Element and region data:
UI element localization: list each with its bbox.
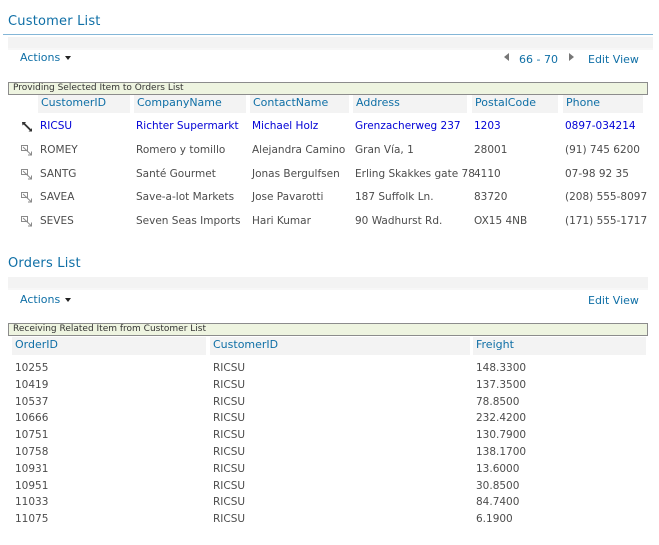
cell-address: Gran Vía, 1 xyxy=(355,143,414,156)
toolbar-band-under xyxy=(8,48,653,50)
toolbar-band xyxy=(8,277,648,288)
orders-list-title[interactable]: Orders List xyxy=(8,256,81,271)
cell-orderid: 10931 xyxy=(15,462,49,475)
cell-freight: 232.4200 xyxy=(476,412,527,425)
column-header-postalcode[interactable]: PostalCode xyxy=(472,95,558,113)
cell-contactname: Alejandra Camino xyxy=(252,143,346,156)
cell-orderid: 10255 xyxy=(15,362,49,374)
selected-item-icon[interactable] xyxy=(21,121,33,132)
column-header-phone[interactable]: Phone xyxy=(563,95,643,113)
cell-customerid[interactable]: SANTG xyxy=(40,167,76,181)
cell-address: 187 Suffolk Ln. xyxy=(355,191,434,204)
cell-freight: 13.6000 xyxy=(476,462,520,475)
cell-customerid: RICSU xyxy=(213,412,246,425)
cell-contactname: Jose Pavarotti xyxy=(252,191,324,204)
select-item-icon[interactable] xyxy=(21,168,33,180)
select-item-icon[interactable] xyxy=(21,192,33,203)
title-divider xyxy=(3,34,653,35)
cell-postalcode: 28001 xyxy=(474,143,508,156)
cell-customerid[interactable]: RICSU xyxy=(40,119,72,133)
cell-customerid: RICSU xyxy=(213,429,246,442)
cell-customerid: RICSU xyxy=(213,496,246,509)
actions-label: Actions xyxy=(20,51,61,64)
cell-contactname: Michael Holz xyxy=(252,120,319,132)
prev-page-icon[interactable] xyxy=(504,53,509,61)
cell-contactname: Hari Kumar xyxy=(252,215,311,228)
cell-customerid: RICSU xyxy=(213,378,246,391)
cell-freight: 30.8500 xyxy=(476,479,520,492)
column-header-companyname[interactable]: CompanyName xyxy=(134,95,246,113)
cell-customerid: RICSU xyxy=(213,446,246,458)
cell-freight: 6.1900 xyxy=(476,513,513,526)
cell-orderid: 10758 xyxy=(15,446,49,458)
column-header-orderid[interactable]: OrderID xyxy=(12,337,206,355)
cell-customerid: RICSU xyxy=(213,513,246,526)
cell-companyname: Richter Supermarkt xyxy=(136,120,239,132)
cell-orderid: 10751 xyxy=(15,429,49,442)
cell-postalcode: 83720 xyxy=(474,191,508,204)
actions-label: Actions xyxy=(20,293,61,306)
cell-freight: 130.7900 xyxy=(476,429,527,442)
connection-status-bar: Receiving Related Item from Customer Lis… xyxy=(8,323,648,336)
chevron-down-icon xyxy=(65,56,72,60)
cell-orderid: 10419 xyxy=(15,378,49,391)
select-item-icon[interactable] xyxy=(21,144,33,156)
customer-list-title[interactable]: Customer List xyxy=(8,14,101,29)
pager-range: 66 - 70 xyxy=(519,53,558,66)
next-page-icon[interactable] xyxy=(569,53,574,61)
cell-customerid[interactable]: SAVEA xyxy=(40,190,74,204)
cell-postalcode: 4110 xyxy=(474,167,501,180)
cell-freight: 138.1700 xyxy=(476,446,527,458)
cell-companyname: Santé Gourmet xyxy=(136,167,216,180)
cell-postalcode: 1203 xyxy=(474,120,501,132)
cell-address: 90 Wadhurst Rd. xyxy=(355,215,443,228)
cell-phone: 07-98 92 35 xyxy=(565,167,629,180)
cell-customerid: RICSU xyxy=(213,362,246,374)
cell-freight: 84.7400 xyxy=(476,496,520,509)
column-header-contactname[interactable]: ContactName xyxy=(250,95,349,113)
cell-freight: 148.3300 xyxy=(476,362,527,374)
orders-edit-view-link[interactable]: Edit View xyxy=(588,294,639,307)
cell-customerid: RICSU xyxy=(213,479,246,492)
cell-customerid: RICSU xyxy=(213,395,246,408)
cell-customerid[interactable]: SEVES xyxy=(40,214,74,228)
customer-edit-view-link[interactable]: Edit View xyxy=(588,53,639,66)
cell-companyname: Romero y tomillo xyxy=(136,143,226,156)
cell-contactname: Jonas Bergulfsen xyxy=(252,167,340,180)
cell-orderid: 10951 xyxy=(15,479,49,492)
column-header-address[interactable]: Address xyxy=(353,95,467,113)
cell-address: Erling Skakkes gate 78 xyxy=(355,167,475,180)
column-header-customerid[interactable]: CustomerID xyxy=(210,337,470,355)
cell-orderid: 11033 xyxy=(15,496,49,509)
cell-companyname: Save-a-lot Markets xyxy=(136,191,235,204)
cell-freight: 137.3500 xyxy=(476,378,527,391)
cell-phone: 0897-034214 xyxy=(565,120,636,132)
cell-customerid: RICSU xyxy=(213,462,246,475)
cell-orderid: 10666 xyxy=(15,412,49,425)
chevron-down-icon xyxy=(65,298,72,302)
cell-phone: (91) 745 6200 xyxy=(565,143,640,156)
cell-address: Grenzacherweg 237 xyxy=(355,120,461,132)
connection-status-bar: Providing Selected Item to Orders List xyxy=(8,82,648,95)
cell-phone: (171) 555-1717 xyxy=(565,215,648,228)
customer-actions-menu[interactable]: Actions xyxy=(20,51,72,64)
cell-orderid: 10537 xyxy=(15,395,49,408)
orders-actions-menu[interactable]: Actions xyxy=(20,293,72,306)
cell-freight: 78.8500 xyxy=(476,395,520,408)
column-header-customerid[interactable]: CustomerID xyxy=(38,95,130,113)
cell-phone: (208) 555-8097 xyxy=(565,191,648,204)
toolbar-band xyxy=(8,37,653,48)
cell-postalcode: OX15 4NB xyxy=(474,215,528,228)
cell-companyname: Seven Seas Imports xyxy=(136,215,241,228)
cell-customerid[interactable]: ROMEY xyxy=(40,143,78,157)
cell-orderid: 11075 xyxy=(15,513,49,526)
select-item-icon[interactable] xyxy=(21,216,33,227)
column-header-freight[interactable]: Freight xyxy=(473,337,646,355)
toolbar-band-under xyxy=(8,288,648,290)
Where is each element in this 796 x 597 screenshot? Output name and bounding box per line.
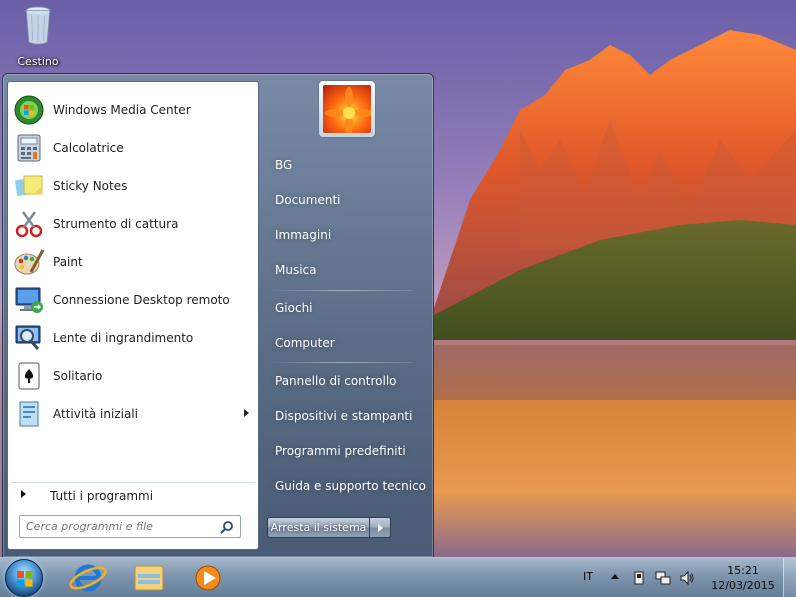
triangle-right-icon [378,524,383,532]
clock-time: 15:21 [727,564,759,577]
program-item-windows-media-center[interactable]: Windows Media Center [11,92,255,128]
start-link-games[interactable]: Giochi [266,295,426,321]
windows-media-player-icon [195,565,221,591]
calculator-icon [17,134,41,162]
taskbar-windows-explorer[interactable] [125,560,173,596]
volume-icon[interactable] [679,570,695,586]
program-label: Lente di ingrandimento [53,331,194,345]
program-label: Paint [53,255,83,269]
program-item-sticky-notes[interactable]: Sticky Notes [11,168,255,204]
system-clock[interactable]: 15:21 12/03/2015 [708,563,778,593]
flower-icon [325,87,371,133]
taskbar-internet-explorer[interactable] [64,560,112,596]
start-menu: Windows Media Center Calcolatrice Sticky… [2,73,434,558]
snipping-tool-icon [15,211,43,238]
start-link-documents[interactable]: Documenti [266,187,426,213]
start-link-computer[interactable]: Computer [266,330,426,356]
windows-explorer-icon [134,565,164,591]
start-link-music[interactable]: Musica [266,257,426,283]
language-indicator[interactable]: IT [583,570,593,583]
program-item-paint[interactable]: Paint [11,244,255,280]
start-search-input[interactable] [26,518,212,535]
start-link-control-panel[interactable]: Pannello di controllo [266,368,426,394]
start-link-default-programs[interactable]: Programmi predefiniti [266,438,426,464]
program-label: Attività iniziali [53,407,138,421]
triangle-right-icon [21,490,26,498]
submenu-arrow-icon[interactable] [244,409,249,417]
show-desktop-button[interactable] [783,558,796,597]
program-item-remote-desktop[interactable]: Connessione Desktop remoto [11,282,255,318]
shutdown-button[interactable]: Arresta il sistema [267,517,370,538]
user-account-picture[interactable] [318,80,376,138]
getting-started-icon [19,401,39,427]
all-programs-button[interactable]: Tutti i programmi [11,482,255,506]
desktop-icon-recycle-bin[interactable]: Cestino [8,4,68,72]
paint-icon [14,249,45,275]
windows-media-center-icon [14,95,44,125]
solitaire-icon [18,362,40,390]
program-label: Calcolatrice [53,141,124,155]
internet-explorer-icon [69,564,107,592]
program-label: Sticky Notes [53,179,128,193]
start-link-devices-printers[interactable]: Dispositivi e stampanti [266,403,426,429]
menu-separator [271,362,413,363]
taskbar-windows-media-player[interactable] [186,560,234,596]
program-item-snipping-tool[interactable]: Strumento di cattura [11,206,255,242]
start-search-box[interactable] [19,515,241,538]
program-item-getting-started[interactable]: Attività iniziali [11,396,255,432]
magnifier-icon [15,325,41,350]
safely-remove-hardware-icon[interactable] [631,570,647,586]
clock-date: 12/03/2015 [711,579,775,592]
recycle-bin-icon [25,6,51,45]
program-label: Solitario [53,369,103,383]
taskbar: IT 15:21 12/03/2015 [0,557,796,597]
start-menu-program-list: Windows Media Center Calcolatrice Sticky… [7,81,259,550]
sticky-notes-icon [14,175,43,197]
program-label: Windows Media Center [53,103,191,117]
program-label: Strumento di cattura [53,217,179,231]
program-item-magnifier[interactable]: Lente di ingrandimento [11,320,255,356]
windows-logo-icon [17,571,33,587]
show-hidden-icons[interactable] [611,574,619,579]
menu-separator [271,290,413,291]
program-label: Connessione Desktop remoto [53,293,230,307]
program-item-solitaire[interactable]: Solitario [11,358,255,394]
network-icon[interactable] [655,570,671,586]
start-link-pictures[interactable]: Immagini [266,222,426,248]
all-programs-label: Tutti i programmi [50,489,154,503]
shutdown-options-button[interactable] [370,517,391,538]
start-link-help-support[interactable]: Guida e supporto tecnico [266,473,426,499]
remote-desktop-icon [15,287,43,313]
program-item-calculator[interactable]: Calcolatrice [11,130,255,166]
desktop-icon-label: Cestino [17,55,59,68]
start-button[interactable] [5,559,43,597]
search-icon[interactable] [220,520,234,534]
start-link-user[interactable]: BG [266,152,426,178]
flower-picture [323,85,371,133]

TASK TO COMPLETE: Replace "Cestino" with "Recycle Bin" throughout the part that opens with the line containing "triangle-right-icon [378,524,383,532]" and closes with the line containing "program-label: Calcolatrice [53,141,124,155]". Output only those lines, with everything else unchanged.

SOLUTION:
triangle-right-icon [378,524,383,532]
clock-time: 15:21 [727,564,759,577]
program-item-windows-media-center[interactable]: Windows Media Center [11,92,255,128]
start-link-games[interactable]: Giochi [266,295,426,321]
windows-media-player-icon [195,565,221,591]
calculator-icon [17,134,41,162]
taskbar-windows-explorer[interactable] [125,560,173,596]
volume-icon[interactable] [679,570,695,586]
program-label: Lente di ingrandimento [53,331,194,345]
program-label: Paint [53,255,83,269]
program-item-sticky-notes[interactable]: Sticky Notes [11,168,255,204]
system-clock[interactable]: 15:21 12/03/2015 [708,563,778,593]
flower-icon [325,87,371,133]
taskbar-internet-explorer[interactable] [64,560,112,596]
start-menu: Windows Media Center Calcolatrice Sticky… [2,73,434,558]
snipping-tool-icon [15,211,43,238]
start-link-documents[interactable]: Documenti [266,187,426,213]
start-link-computer[interactable]: Computer [266,330,426,356]
windows-explorer-icon [134,565,164,591]
start-link-music[interactable]: Musica [266,257,426,283]
language-indicator[interactable]: IT [583,570,593,583]
program-item-paint[interactable]: Paint [11,244,255,280]
start-search-input[interactable] [26,518,212,535]
start-link-control-panel[interactable]: Pannello di controllo [266,368,426,394]
start-link-default-programs[interactable]: Programmi predefiniti [266,438,426,464]
program-label: Attività iniziali [53,407,138,421]
triangle-right-icon [21,490,26,498]
submenu-arrow-icon[interactable] [244,409,249,417]
show-desktop-button[interactable] [783,558,796,597]
program-item-remote-desktop[interactable]: Connessione Desktop remoto [11,282,255,318]
shutdown-button[interactable]: Arresta il sistema [267,517,370,538]
user-account-picture[interactable] [318,80,376,138]
getting-started-icon [19,401,39,427]
all-programs-button[interactable]: Tutti i programmi [11,482,255,506]
desktop-icon-recycle-bin[interactable]: Recycle Bin [8,4,68,72]
paint-icon [14,249,45,275]
windows-media-center-icon [14,95,44,125]
solitaire-icon [18,362,40,390]
program-label: Calcolatrice [53,141,124,155]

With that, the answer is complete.